Records from a collection of figures
+===+

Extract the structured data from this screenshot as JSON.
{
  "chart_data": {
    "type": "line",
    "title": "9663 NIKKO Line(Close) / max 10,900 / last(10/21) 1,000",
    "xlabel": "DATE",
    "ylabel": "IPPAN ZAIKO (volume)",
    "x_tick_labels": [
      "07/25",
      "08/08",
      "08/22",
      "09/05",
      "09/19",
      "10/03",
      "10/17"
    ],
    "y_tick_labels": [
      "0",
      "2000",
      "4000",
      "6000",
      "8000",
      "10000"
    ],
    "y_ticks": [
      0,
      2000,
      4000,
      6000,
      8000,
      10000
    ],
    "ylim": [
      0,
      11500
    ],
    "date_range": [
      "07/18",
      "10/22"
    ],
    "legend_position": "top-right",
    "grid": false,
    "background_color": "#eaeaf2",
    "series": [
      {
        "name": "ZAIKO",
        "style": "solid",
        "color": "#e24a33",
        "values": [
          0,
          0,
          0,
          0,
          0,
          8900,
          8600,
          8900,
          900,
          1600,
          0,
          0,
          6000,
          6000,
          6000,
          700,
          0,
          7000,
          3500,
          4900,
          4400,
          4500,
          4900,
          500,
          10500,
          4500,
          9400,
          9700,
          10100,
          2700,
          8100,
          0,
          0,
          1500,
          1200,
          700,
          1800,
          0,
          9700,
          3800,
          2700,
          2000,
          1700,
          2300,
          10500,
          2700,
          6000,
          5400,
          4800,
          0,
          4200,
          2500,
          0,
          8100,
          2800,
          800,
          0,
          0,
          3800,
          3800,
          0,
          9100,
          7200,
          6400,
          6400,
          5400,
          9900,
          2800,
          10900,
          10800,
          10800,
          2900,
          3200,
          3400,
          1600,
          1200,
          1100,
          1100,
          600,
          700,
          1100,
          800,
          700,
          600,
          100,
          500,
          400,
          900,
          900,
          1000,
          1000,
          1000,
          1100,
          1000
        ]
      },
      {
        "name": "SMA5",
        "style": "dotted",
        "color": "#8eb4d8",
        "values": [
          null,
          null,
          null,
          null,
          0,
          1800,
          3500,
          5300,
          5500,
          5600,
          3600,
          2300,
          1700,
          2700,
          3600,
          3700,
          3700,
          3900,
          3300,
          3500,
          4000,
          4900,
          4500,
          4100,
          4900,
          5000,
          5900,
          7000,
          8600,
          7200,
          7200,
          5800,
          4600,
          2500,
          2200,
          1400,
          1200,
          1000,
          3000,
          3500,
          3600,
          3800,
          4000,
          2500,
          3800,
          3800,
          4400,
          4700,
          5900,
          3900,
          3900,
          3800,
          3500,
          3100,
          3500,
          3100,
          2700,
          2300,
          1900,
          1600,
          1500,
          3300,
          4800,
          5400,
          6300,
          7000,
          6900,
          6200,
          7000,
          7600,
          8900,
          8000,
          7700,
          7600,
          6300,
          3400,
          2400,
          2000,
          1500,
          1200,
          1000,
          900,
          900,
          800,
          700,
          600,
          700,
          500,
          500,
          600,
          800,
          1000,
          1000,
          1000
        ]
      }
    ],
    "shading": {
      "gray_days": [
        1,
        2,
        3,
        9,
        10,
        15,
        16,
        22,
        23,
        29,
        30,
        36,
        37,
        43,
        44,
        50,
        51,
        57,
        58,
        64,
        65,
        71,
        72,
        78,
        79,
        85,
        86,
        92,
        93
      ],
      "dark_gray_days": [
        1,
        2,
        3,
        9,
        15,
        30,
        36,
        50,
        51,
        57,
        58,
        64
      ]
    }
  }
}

+===+

Exercise prompt —
Set down the entries verbatim, leaving none out.

Correct output —
Extract the structured data from this screenshot as JSON.
{
  "chart_data": {
    "type": "line",
    "title": "9663 NIKKO Line(Close) / max 10,900 / last(10/21) 1,000",
    "xlabel": "DATE",
    "ylabel": "IPPAN ZAIKO (volume)",
    "x_tick_labels": [
      "07/25",
      "08/08",
      "08/22",
      "09/05",
      "09/19",
      "10/03",
      "10/17"
    ],
    "y_tick_labels": [
      "0",
      "2000",
      "4000",
      "6000",
      "8000",
      "10000"
    ],
    "y_ticks": [
      0,
      2000,
      4000,
      6000,
      8000,
      10000
    ],
    "ylim": [
      0,
      11500
    ],
    "date_range": [
      "07/18",
      "10/22"
    ],
    "legend_position": "top-right",
    "grid": false,
    "background_color": "#eaeaf2",
    "series": [
      {
        "name": "ZAIKO",
        "style": "solid",
        "color": "#e24a33",
        "values": [
          0,
          0,
          0,
          0,
          0,
          8900,
          8600,
          8900,
          900,
          1600,
          0,
          0,
          6000,
          6000,
          6000,
          700,
          0,
          7000,
          3500,
          4900,
          4400,
          4500,
          4900,
          500,
          10500,
          4500,
          9400,
          9700,
          10100,
          2700,
          8100,
          0,
          0,
          1500,
          1200,
          700,
          1800,
          0,
          9700,
          3800,
          2700,
          2000,
          1700,
          2300,
          10500,
          2700,
          6000,
          5400,
          4800,
          0,
          4200,
          2500,
          0,
          8100,
          2800,
          800,
          0,
          0,
          3800,
          3800,
          0,
          9100,
          7200,
          6400,
          6400,
          5400,
          9900,
          2800,
          10900,
          10800,
          10800,
          2900,
          3200,
          3400,
          1600,
          1200,
          1100,
          1100,
          600,
          700,
          1100,
          800,
          700,
          600,
          100,
          500,
          400,
          900,
          900,
          1000,
          1000,
          1000,
          1100,
          1000
        ]
      },
      {
        "name": "SMA5",
        "style": "dotted",
        "color": "#8eb4d8",
        "values": [
          null,
          null,
          null,
          null,
          0,
          1800,
          3500,
          5300,
          5500,
          5600,
          3600,
          2300,
          1700,
          2700,
          3600,
          3700,
          3700,
          3900,
          3300,
          3500,
          4000,
          4900,
          4500,
          4100,
          4900,
          5000,
          5900,
          7000,
          8600,
          7200,
          7200,
          5800,
          4600,
          2500,
          2200,
          1400,
          1200,
          1000,
          3000,
          3500,
          3600,
          3800,
          4000,
          2500,
          3800,
          3800,
          4400,
          4700,
          5900,
          3900,
          3900,
          3800,
          3500,
          3100,
          3500,
          3100,
          2700,
          2300,
          1900,
          1600,
          1500,
          3300,
          4800,
          5400,
          6300,
          7000,
          6900,
          6200,
          7000,
          7600,
          8900,
          8000,
          7700,
          7600,
          6300,
          3400,
          2400,
          2000,
          1500,
          1200,
          1000,
          900,
          900,
          800,
          700,
          600,
          700,
          500,
          500,
          600,
          800,
          1000,
          1000,
          1000
        ]
      }
    ],
    "shading": {
      "gray_days": [
        1,
        2,
        3,
        9,
        10,
        15,
        16,
        22,
        23,
        29,
        30,
        36,
        37,
        43,
        44,
        50,
        51,
        57,
        58,
        64,
        65,
        71,
        72,
        78,
        79,
        85,
        86,
        92,
        93
      ],
      "dark_gray_days": [
        1,
        2,
        3,
        9,
        15,
        30,
        36,
        50,
        51,
        57,
        58,
        64
      ]
    }
  }
}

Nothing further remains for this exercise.